Repeat every entry word for word, but leave the images out of your copy.

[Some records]
◇ ◇ ◇ ◇ ◇

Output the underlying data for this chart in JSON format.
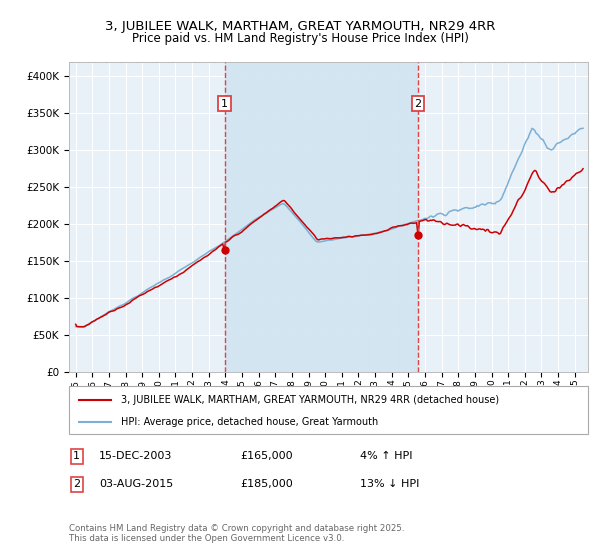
{
  "title1": "3, JUBILEE WALK, MARTHAM, GREAT YARMOUTH, NR29 4RR",
  "title2": "Price paid vs. HM Land Registry's House Price Index (HPI)",
  "legend_label_red": "3, JUBILEE WALK, MARTHAM, GREAT YARMOUTH, NR29 4RR (detached house)",
  "legend_label_blue": "HPI: Average price, detached house, Great Yarmouth",
  "annotation1_date": "15-DEC-2003",
  "annotation1_price": "£165,000",
  "annotation1_hpi": "4% ↑ HPI",
  "annotation2_date": "03-AUG-2015",
  "annotation2_price": "£185,000",
  "annotation2_hpi": "13% ↓ HPI",
  "footer": "Contains HM Land Registry data © Crown copyright and database right 2025.\nThis data is licensed under the Open Government Licence v3.0.",
  "red_color": "#cc0000",
  "blue_color": "#7bafd4",
  "vline_color": "#dd4444",
  "shade_color": "#d0e4f0",
  "bg_color": "#e8f0f8",
  "grid_color": "#ffffff",
  "ylim": [
    0,
    420000
  ],
  "yticks": [
    0,
    50000,
    100000,
    150000,
    200000,
    250000,
    300000,
    350000,
    400000
  ],
  "sale1_year": 2003.96,
  "sale1_price": 165000,
  "sale2_year": 2015.58,
  "sale2_price": 185000
}
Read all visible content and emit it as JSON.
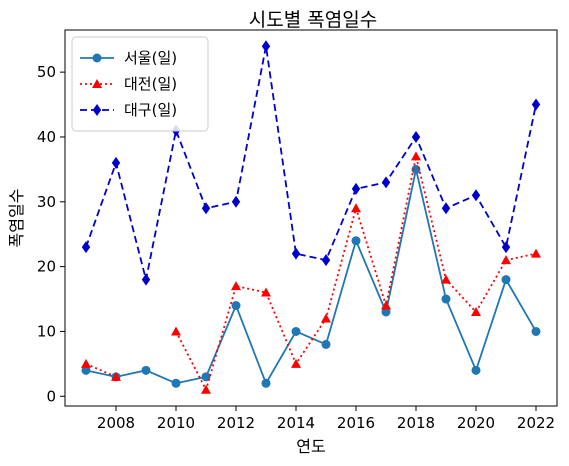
{
  "chart_data": {
    "type": "line",
    "title": "시도별 폭염일수",
    "xlabel": "연도",
    "ylabel": "폭염일수",
    "xlim": [
      2006.3,
      2022.7
    ],
    "ylim": [
      -1.5,
      56.5
    ],
    "xticks": [
      2008,
      2010,
      2012,
      2014,
      2016,
      2018,
      2020,
      2022
    ],
    "yticks": [
      0,
      10,
      20,
      30,
      40,
      50
    ],
    "grid": false,
    "legend_position": "top-left",
    "series": [
      {
        "name": "서울(일)",
        "color": "#1f77b4",
        "line_style": "solid",
        "marker": "circle",
        "x": [
          2007,
          2008,
          2009,
          2010,
          2011,
          2012,
          2013,
          2014,
          2015,
          2016,
          2017,
          2018,
          2019,
          2020,
          2021,
          2022
        ],
        "y": [
          4,
          3,
          4,
          2,
          3,
          14,
          2,
          10,
          8,
          24,
          13,
          35,
          15,
          4,
          18,
          10
        ]
      },
      {
        "name": "대전(일)",
        "color": "#ff0000",
        "line_style": "dotted",
        "marker": "triangle",
        "x": [
          2007,
          2008,
          2009,
          2010,
          2011,
          2012,
          2013,
          2014,
          2015,
          2016,
          2017,
          2018,
          2019,
          2020,
          2021,
          2022
        ],
        "y": [
          5,
          3,
          null,
          10,
          1,
          17,
          16,
          5,
          12,
          29,
          14,
          37,
          18,
          13,
          21,
          22
        ]
      },
      {
        "name": "대구(일)",
        "color": "#0000cc",
        "line_style": "dashed",
        "marker": "diamond",
        "x": [
          2007,
          2008,
          2009,
          2010,
          2011,
          2012,
          2013,
          2014,
          2015,
          2016,
          2017,
          2018,
          2019,
          2020,
          2021,
          2022
        ],
        "y": [
          23,
          36,
          18,
          41,
          29,
          30,
          54,
          22,
          21,
          32,
          33,
          40,
          29,
          31,
          23,
          45
        ]
      }
    ]
  }
}
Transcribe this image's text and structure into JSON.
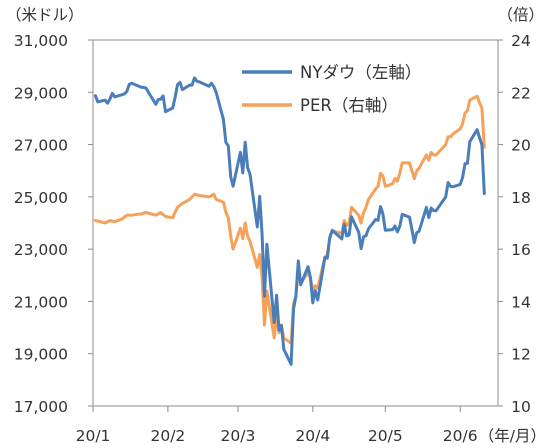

◇ ◇ ◇ ◇ ◇

Result ::
Output the underlying data for this chart in JSON format.
{
  "title1": "3, JUBILEE WALK, MARTHAM, GREAT YARMOUTH, NR29 4RR",
  "title2": "Price paid vs. HM Land Registry's House Price Index (HPI)",
  "legend_label_red": "3, JUBILEE WALK, MARTHAM, GREAT YARMOUTH, NR29 4RR (detached house)",
  "legend_label_blue": "HPI: Average price, detached house, Great Yarmouth",
  "annotation1_date": "15-DEC-2003",
  "annotation1_price": "£165,000",
  "annotation1_hpi": "4% ↑ HPI",
  "annotation2_date": "03-AUG-2015",
  "annotation2_price": "£185,000",
  "annotation2_hpi": "13% ↓ HPI",
  "footer": "Contains HM Land Registry data © Crown copyright and database right 2025.\nThis data is licensed under the Open Government Licence v3.0.",
  "red_color": "#cc0000",
  "blue_color": "#7bafd4",
  "vline_color": "#dd4444",
  "shade_color": "#d0e4f0",
  "bg_color": "#e8f0f8",
  "grid_color": "#ffffff",
  "ylim": [
    0,
    420000
  ],
  "yticks": [
    0,
    50000,
    100000,
    150000,
    200000,
    250000,
    300000,
    350000,
    400000
  ],
  "sale1_year": 2003.96,
  "sale1_price": 165000,
  "sale2_year": 2015.58,
  "sale2_price": 185000
}
Read all visible content and emit it as JSON.
{
  "chart_data": {
    "type": "line",
    "title": "시도별 폭염일수",
    "xlabel": "연도",
    "ylabel": "폭염일수",
    "xlim": [
      2006.3,
      2022.7
    ],
    "ylim": [
      -1.5,
      56.5
    ],
    "xticks": [
      2008,
      2010,
      2012,
      2014,
      2016,
      2018,
      2020,
      2022
    ],
    "yticks": [
      0,
      10,
      20,
      30,
      40,
      50
    ],
    "grid": false,
    "legend_position": "top-left",
    "series": [
      {
        "name": "서울(일)",
        "color": "#1f77b4",
        "line_style": "solid",
        "marker": "circle",
        "x": [
          2007,
          2008,
          2009,
          2010,
          2011,
          2012,
          2013,
          2014,
          2015,
          2016,
          2017,
          2018,
          2019,
          2020,
          2021,
          2022
        ],
        "y": [
          4,
          3,
          4,
          2,
          3,
          14,
          2,
          10,
          8,
          24,
          13,
          35,
          15,
          4,
          18,
          10
        ]
      },
      {
        "name": "대전(일)",
        "color": "#ff0000",
        "line_style": "dotted",
        "marker": "triangle",
        "x": [
          2007,
          2008,
          2009,
          2010,
          2011,
          2012,
          2013,
          2014,
          2015,
          2016,
          2017,
          2018,
          2019,
          2020,
          2021,
          2022
        ],
        "y": [
          5,
          3,
          null,
          10,
          1,
          17,
          16,
          5,
          12,
          29,
          14,
          37,
          18,
          13,
          21,
          22
        ]
      },
      {
        "name": "대구(일)",
        "color": "#0000cc",
        "line_style": "dashed",
        "marker": "diamond",
        "x": [
          2007,
          2008,
          2009,
          2010,
          2011,
          2012,
          2013,
          2014,
          2015,
          2016,
          2017,
          2018,
          2019,
          2020,
          2021,
          2022
        ],
        "y": [
          23,
          36,
          18,
          41,
          29,
          30,
          54,
          22,
          21,
          32,
          33,
          40,
          29,
          31,
          23,
          45
        ]
      }
    ]
  }
}
Transcribe this image's text and structure into JSON.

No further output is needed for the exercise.